── DATA IN THIS EXERCISE

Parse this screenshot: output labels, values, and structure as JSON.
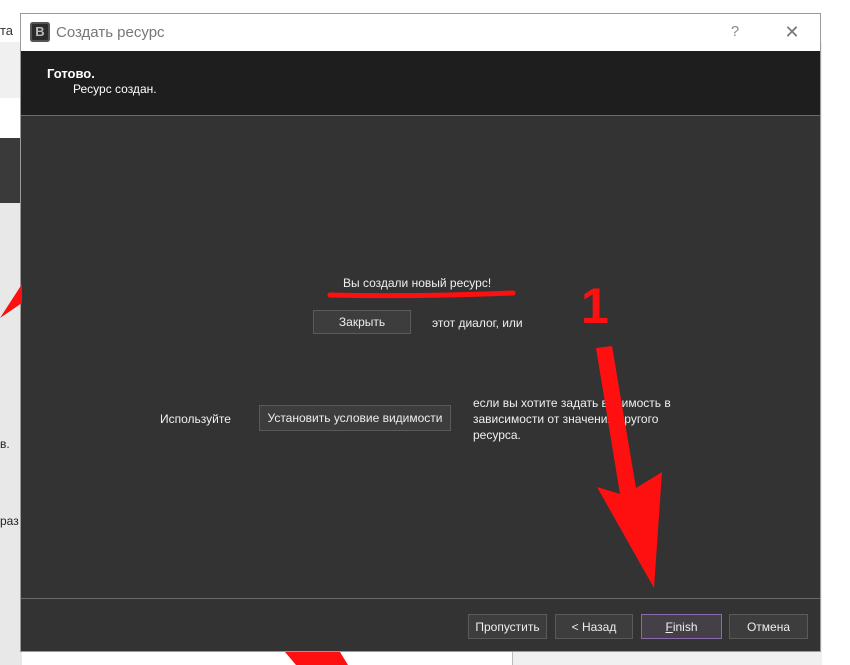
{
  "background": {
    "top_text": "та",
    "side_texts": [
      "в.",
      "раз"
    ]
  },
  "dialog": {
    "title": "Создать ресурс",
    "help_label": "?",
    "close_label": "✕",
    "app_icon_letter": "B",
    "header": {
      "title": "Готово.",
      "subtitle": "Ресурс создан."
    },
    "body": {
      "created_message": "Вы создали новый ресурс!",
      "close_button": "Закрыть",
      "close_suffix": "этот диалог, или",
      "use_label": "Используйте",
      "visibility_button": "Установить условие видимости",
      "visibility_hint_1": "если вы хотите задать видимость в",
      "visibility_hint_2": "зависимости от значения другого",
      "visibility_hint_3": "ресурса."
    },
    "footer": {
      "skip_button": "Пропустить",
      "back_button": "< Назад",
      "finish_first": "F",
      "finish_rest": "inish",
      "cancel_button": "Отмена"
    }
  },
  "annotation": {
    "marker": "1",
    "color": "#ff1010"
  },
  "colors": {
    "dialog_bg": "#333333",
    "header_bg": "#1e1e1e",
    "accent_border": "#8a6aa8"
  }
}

────
── DATA IN THIS EXERCISE

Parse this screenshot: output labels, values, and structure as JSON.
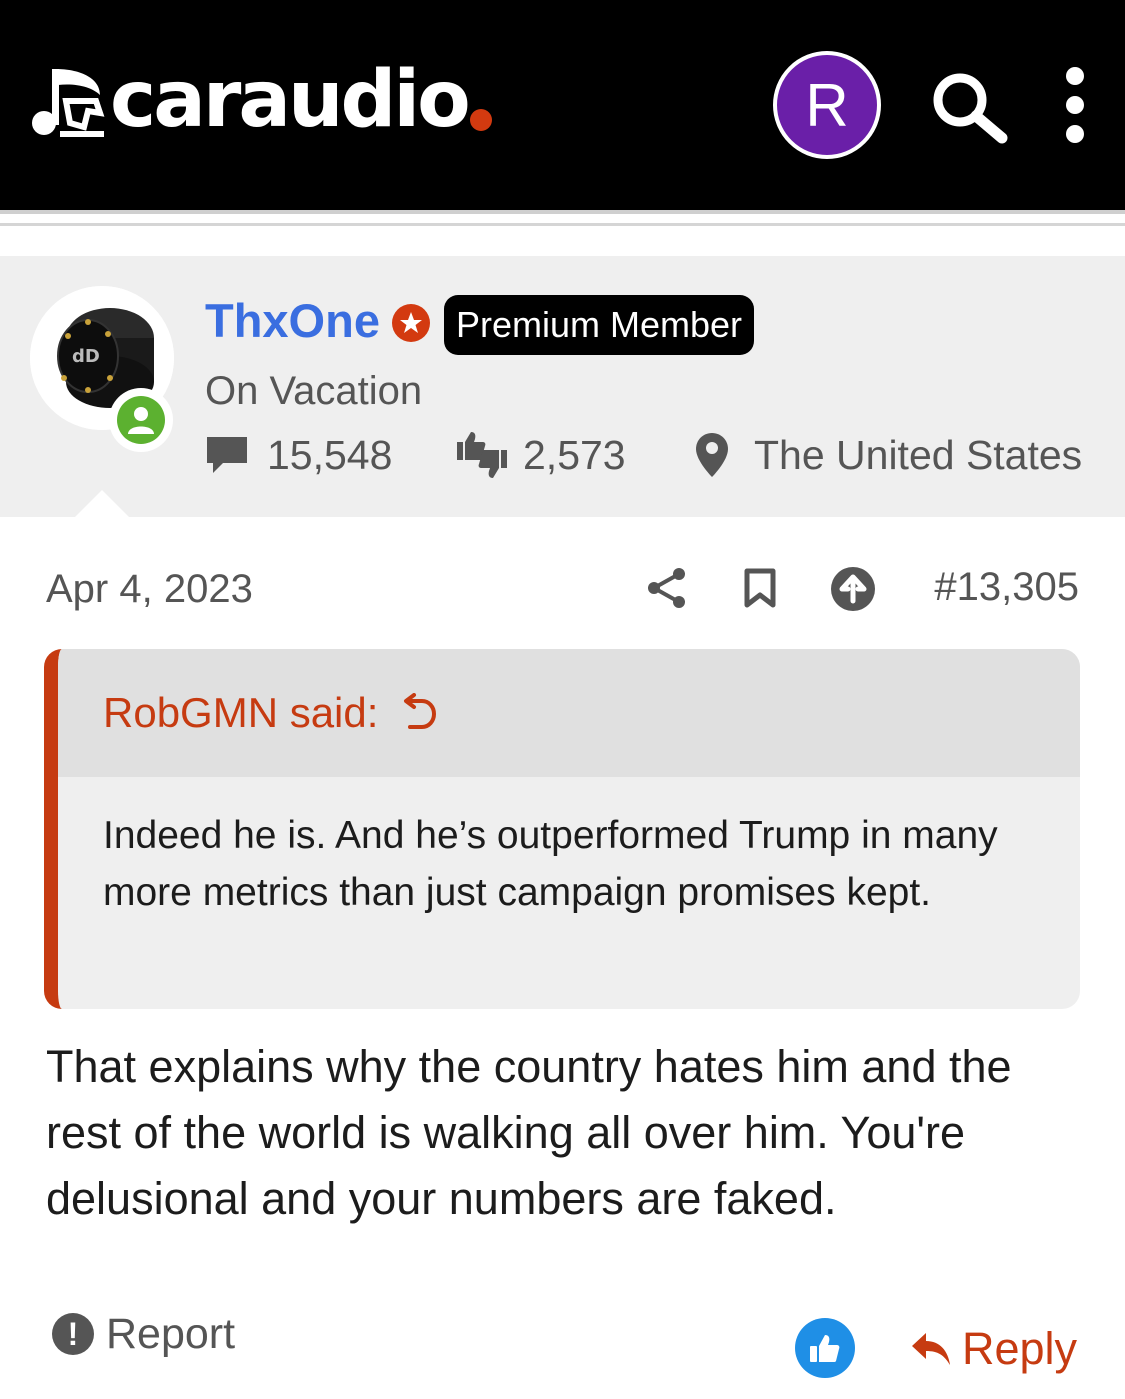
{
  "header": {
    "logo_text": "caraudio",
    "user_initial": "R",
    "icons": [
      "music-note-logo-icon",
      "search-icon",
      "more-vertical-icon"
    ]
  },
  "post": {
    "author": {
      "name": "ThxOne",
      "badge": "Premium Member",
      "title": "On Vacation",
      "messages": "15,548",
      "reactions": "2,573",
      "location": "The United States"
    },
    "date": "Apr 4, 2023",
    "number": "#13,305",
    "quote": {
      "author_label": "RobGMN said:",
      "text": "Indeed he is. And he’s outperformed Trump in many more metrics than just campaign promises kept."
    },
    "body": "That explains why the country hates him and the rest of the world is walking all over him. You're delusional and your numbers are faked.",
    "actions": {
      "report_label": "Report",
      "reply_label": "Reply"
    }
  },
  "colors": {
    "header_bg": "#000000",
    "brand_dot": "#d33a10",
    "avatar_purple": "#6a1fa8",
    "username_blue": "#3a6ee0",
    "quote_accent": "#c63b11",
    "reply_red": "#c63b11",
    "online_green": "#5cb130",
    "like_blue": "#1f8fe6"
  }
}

────

[PROBLEM DESCRIPTION] How many lines in these entries contain the string "body"? State the number and nothing more.

[TASK SOLUTION] 2